(Figure dataset records)

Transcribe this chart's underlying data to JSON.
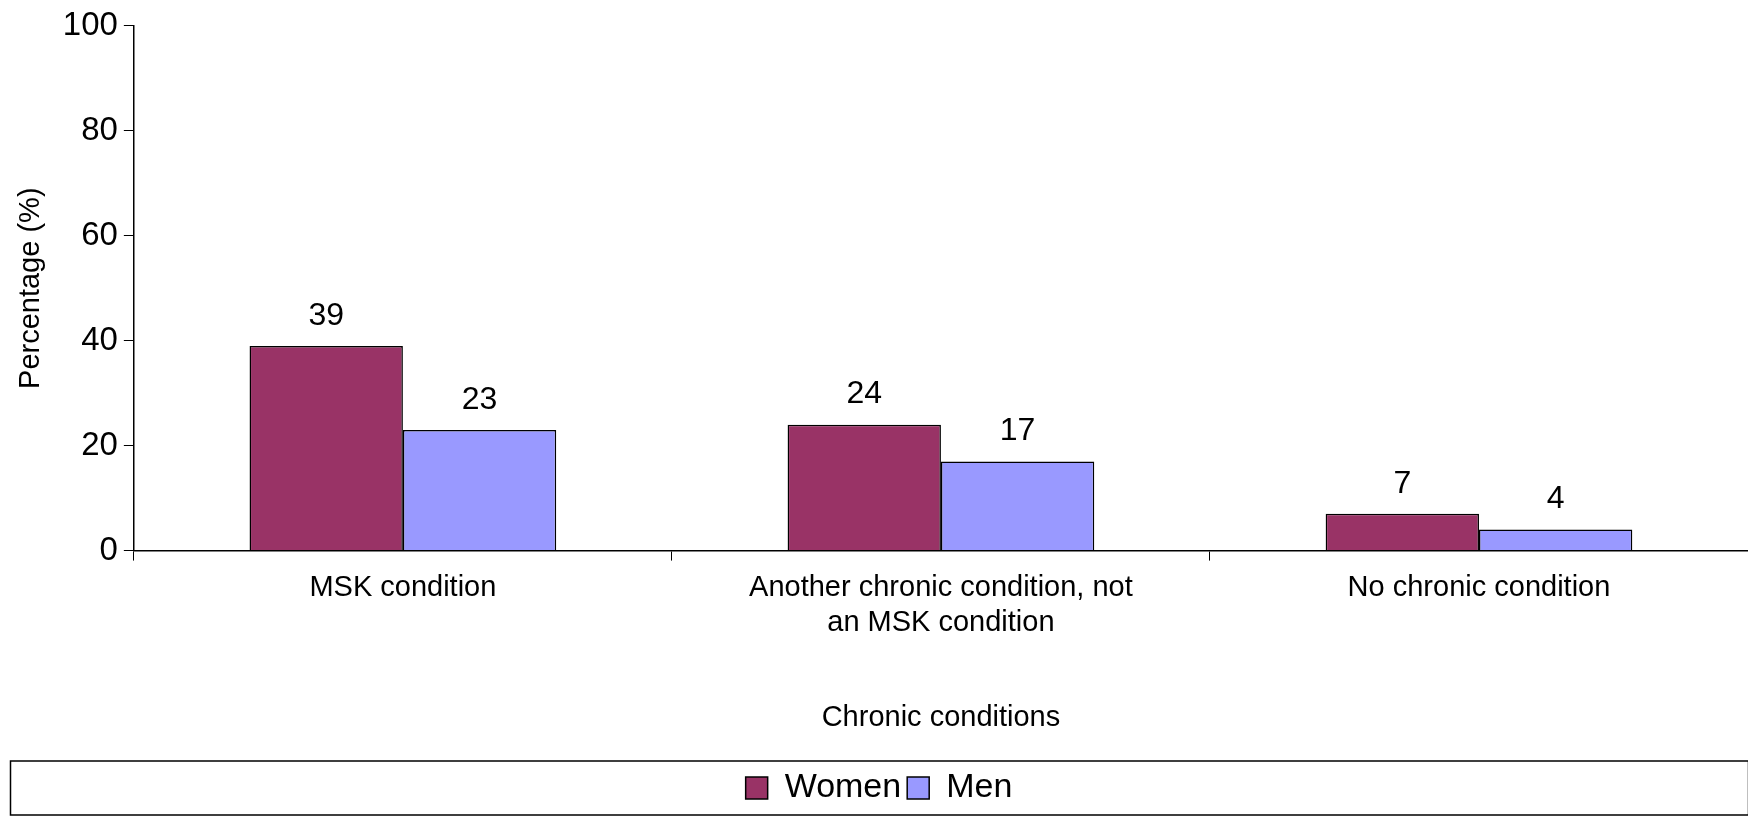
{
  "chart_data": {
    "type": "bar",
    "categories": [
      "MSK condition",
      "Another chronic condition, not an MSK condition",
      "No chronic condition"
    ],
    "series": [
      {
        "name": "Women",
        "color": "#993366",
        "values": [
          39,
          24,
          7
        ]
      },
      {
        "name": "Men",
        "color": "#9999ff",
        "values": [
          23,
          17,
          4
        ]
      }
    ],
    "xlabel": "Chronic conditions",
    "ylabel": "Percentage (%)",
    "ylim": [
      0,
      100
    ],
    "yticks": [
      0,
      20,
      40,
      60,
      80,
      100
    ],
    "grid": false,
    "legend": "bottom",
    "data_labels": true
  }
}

→ Written exercise
The records shown above are to be repeated exactly, with the pictures left out.

→ The answer
Transcribe this chart's underlying data to JSON.
{
  "chart_data": {
    "type": "bar",
    "categories": [
      "MSK condition",
      "Another chronic condition, not an MSK condition",
      "No chronic condition"
    ],
    "series": [
      {
        "name": "Women",
        "color": "#993366",
        "values": [
          39,
          24,
          7
        ]
      },
      {
        "name": "Men",
        "color": "#9999ff",
        "values": [
          23,
          17,
          4
        ]
      }
    ],
    "xlabel": "Chronic conditions",
    "ylabel": "Percentage (%)",
    "ylim": [
      0,
      100
    ],
    "yticks": [
      0,
      20,
      40,
      60,
      80,
      100
    ],
    "grid": false,
    "legend": "bottom",
    "data_labels": true
  }
}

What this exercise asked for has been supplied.